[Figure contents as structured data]
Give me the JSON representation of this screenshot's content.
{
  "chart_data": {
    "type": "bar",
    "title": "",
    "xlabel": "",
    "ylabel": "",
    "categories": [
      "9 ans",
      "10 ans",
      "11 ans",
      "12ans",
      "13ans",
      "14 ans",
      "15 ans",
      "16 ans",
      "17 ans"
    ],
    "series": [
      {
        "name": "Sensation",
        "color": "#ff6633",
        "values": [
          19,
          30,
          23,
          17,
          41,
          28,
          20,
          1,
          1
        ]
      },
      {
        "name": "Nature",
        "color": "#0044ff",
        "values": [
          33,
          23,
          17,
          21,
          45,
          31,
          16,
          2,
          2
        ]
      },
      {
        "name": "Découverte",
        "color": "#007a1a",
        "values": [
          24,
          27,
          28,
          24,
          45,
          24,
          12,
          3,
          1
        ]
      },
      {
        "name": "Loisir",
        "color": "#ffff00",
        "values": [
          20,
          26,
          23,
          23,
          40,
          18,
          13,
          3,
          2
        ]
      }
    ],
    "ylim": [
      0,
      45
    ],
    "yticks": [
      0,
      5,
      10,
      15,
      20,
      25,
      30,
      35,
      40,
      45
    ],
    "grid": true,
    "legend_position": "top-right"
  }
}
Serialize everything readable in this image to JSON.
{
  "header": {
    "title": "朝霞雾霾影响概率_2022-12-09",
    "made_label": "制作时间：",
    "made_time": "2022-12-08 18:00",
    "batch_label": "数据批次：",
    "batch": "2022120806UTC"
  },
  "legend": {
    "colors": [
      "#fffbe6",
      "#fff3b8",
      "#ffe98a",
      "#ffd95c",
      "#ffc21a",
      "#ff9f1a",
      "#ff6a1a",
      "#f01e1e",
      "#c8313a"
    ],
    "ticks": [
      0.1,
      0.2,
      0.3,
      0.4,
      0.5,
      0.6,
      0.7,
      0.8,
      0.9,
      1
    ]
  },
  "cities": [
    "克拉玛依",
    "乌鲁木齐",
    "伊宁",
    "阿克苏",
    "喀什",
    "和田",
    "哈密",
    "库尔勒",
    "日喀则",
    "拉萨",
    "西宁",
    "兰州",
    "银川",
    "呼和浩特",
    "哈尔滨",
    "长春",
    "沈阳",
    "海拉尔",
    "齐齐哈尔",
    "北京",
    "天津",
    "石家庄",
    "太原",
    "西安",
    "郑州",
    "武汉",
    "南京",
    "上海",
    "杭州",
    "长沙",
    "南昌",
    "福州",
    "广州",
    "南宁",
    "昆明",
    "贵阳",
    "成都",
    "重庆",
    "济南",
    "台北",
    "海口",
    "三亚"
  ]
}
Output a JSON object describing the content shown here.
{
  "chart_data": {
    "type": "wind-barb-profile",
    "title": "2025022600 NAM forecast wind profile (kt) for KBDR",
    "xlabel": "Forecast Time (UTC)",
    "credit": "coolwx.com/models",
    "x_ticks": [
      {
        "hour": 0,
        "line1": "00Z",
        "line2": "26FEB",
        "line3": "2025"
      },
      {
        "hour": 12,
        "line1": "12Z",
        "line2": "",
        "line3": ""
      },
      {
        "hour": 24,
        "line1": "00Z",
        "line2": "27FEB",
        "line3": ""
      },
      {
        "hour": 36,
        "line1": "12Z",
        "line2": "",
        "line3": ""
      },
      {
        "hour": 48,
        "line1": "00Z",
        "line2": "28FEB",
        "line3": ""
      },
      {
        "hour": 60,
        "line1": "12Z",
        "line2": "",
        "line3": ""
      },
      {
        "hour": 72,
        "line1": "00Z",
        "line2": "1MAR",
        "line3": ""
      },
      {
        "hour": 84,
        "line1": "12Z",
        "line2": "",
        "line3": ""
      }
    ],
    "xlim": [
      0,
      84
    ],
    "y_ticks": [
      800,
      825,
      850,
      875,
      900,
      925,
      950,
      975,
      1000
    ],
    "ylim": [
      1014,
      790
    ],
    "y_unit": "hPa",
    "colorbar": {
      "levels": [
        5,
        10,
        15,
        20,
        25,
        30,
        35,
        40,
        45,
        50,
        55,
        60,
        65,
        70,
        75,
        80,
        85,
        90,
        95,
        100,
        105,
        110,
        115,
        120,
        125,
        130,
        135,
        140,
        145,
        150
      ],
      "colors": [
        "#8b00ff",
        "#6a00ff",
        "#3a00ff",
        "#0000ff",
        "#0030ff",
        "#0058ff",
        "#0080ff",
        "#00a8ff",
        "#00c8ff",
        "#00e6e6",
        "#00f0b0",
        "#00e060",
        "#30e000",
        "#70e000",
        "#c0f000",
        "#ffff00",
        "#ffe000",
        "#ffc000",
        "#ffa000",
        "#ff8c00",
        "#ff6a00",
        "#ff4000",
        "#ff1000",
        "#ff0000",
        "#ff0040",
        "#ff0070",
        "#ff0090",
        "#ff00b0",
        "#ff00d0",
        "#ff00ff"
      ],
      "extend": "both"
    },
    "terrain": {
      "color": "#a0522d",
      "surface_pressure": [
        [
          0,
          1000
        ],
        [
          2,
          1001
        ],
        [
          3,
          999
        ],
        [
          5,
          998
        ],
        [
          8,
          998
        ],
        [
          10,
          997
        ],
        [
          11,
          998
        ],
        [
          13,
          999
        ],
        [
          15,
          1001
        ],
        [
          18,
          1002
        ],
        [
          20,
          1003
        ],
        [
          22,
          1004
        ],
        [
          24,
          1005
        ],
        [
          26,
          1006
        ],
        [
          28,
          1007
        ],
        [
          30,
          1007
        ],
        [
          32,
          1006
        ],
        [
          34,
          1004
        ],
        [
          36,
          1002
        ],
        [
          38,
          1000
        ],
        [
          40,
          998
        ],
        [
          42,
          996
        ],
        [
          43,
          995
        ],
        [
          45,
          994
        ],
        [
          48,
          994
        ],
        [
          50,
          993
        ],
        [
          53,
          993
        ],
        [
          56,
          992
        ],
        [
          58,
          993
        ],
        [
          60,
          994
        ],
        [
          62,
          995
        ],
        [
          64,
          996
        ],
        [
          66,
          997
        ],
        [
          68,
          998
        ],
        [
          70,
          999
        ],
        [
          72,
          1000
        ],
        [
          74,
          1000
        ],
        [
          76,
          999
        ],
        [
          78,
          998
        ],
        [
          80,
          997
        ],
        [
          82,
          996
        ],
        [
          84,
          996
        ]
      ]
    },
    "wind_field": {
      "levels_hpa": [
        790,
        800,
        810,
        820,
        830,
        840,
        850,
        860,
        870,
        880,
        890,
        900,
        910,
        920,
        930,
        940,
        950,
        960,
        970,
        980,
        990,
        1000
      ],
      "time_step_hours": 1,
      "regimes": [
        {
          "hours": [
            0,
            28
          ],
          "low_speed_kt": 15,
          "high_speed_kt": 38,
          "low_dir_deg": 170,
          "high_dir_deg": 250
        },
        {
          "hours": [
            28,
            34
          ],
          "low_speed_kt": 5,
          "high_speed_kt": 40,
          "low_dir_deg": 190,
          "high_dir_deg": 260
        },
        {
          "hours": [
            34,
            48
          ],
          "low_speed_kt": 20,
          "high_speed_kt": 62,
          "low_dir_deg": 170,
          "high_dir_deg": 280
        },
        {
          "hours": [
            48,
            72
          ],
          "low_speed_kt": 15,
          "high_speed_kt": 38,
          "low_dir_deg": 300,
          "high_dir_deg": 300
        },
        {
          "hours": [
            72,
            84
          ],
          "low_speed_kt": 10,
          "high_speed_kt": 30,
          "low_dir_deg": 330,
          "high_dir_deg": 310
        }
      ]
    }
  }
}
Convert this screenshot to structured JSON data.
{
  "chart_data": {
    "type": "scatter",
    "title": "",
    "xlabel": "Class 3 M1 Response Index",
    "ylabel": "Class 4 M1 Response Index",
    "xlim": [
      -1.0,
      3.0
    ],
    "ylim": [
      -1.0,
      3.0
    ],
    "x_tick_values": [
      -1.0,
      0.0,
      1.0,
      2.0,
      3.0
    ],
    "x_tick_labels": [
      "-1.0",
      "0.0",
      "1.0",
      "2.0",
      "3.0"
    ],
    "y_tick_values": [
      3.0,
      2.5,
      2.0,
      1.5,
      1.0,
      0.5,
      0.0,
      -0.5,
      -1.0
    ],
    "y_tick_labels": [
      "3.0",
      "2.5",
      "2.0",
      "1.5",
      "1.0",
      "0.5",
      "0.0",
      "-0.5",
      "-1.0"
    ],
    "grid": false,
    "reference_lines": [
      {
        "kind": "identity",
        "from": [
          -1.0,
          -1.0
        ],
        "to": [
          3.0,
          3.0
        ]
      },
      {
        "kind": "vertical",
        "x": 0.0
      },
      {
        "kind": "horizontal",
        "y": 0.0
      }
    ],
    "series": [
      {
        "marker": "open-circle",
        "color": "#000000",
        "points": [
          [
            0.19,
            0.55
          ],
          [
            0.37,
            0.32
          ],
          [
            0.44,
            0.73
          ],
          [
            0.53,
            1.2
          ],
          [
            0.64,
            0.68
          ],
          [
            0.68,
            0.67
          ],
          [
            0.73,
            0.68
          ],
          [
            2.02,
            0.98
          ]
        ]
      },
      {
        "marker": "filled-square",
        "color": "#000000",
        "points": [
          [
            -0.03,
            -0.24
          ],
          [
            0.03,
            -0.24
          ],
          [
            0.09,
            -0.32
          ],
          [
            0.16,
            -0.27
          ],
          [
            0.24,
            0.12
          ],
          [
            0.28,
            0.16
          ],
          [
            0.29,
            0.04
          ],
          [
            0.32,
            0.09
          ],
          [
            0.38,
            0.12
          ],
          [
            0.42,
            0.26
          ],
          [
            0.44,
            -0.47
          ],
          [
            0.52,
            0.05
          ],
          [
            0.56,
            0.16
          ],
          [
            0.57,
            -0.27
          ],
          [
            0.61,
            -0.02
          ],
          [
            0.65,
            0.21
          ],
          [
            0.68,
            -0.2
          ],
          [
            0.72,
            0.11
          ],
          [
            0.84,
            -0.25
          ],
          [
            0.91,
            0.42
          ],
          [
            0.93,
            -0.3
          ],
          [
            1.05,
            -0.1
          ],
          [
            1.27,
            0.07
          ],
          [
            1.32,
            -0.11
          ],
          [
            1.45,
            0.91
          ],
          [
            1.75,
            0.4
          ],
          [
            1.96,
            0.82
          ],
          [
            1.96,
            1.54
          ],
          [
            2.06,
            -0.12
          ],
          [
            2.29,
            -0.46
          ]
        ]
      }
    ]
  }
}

TASK TO COMPLETE:
Extract each line from the listing that holds the word "xlabel".

WRITTEN ANSWER:
    "xlabel": "",
    "xlabel": "Forecast Time (UTC)",
    "xlabel": "Class 3 M1 Response Index",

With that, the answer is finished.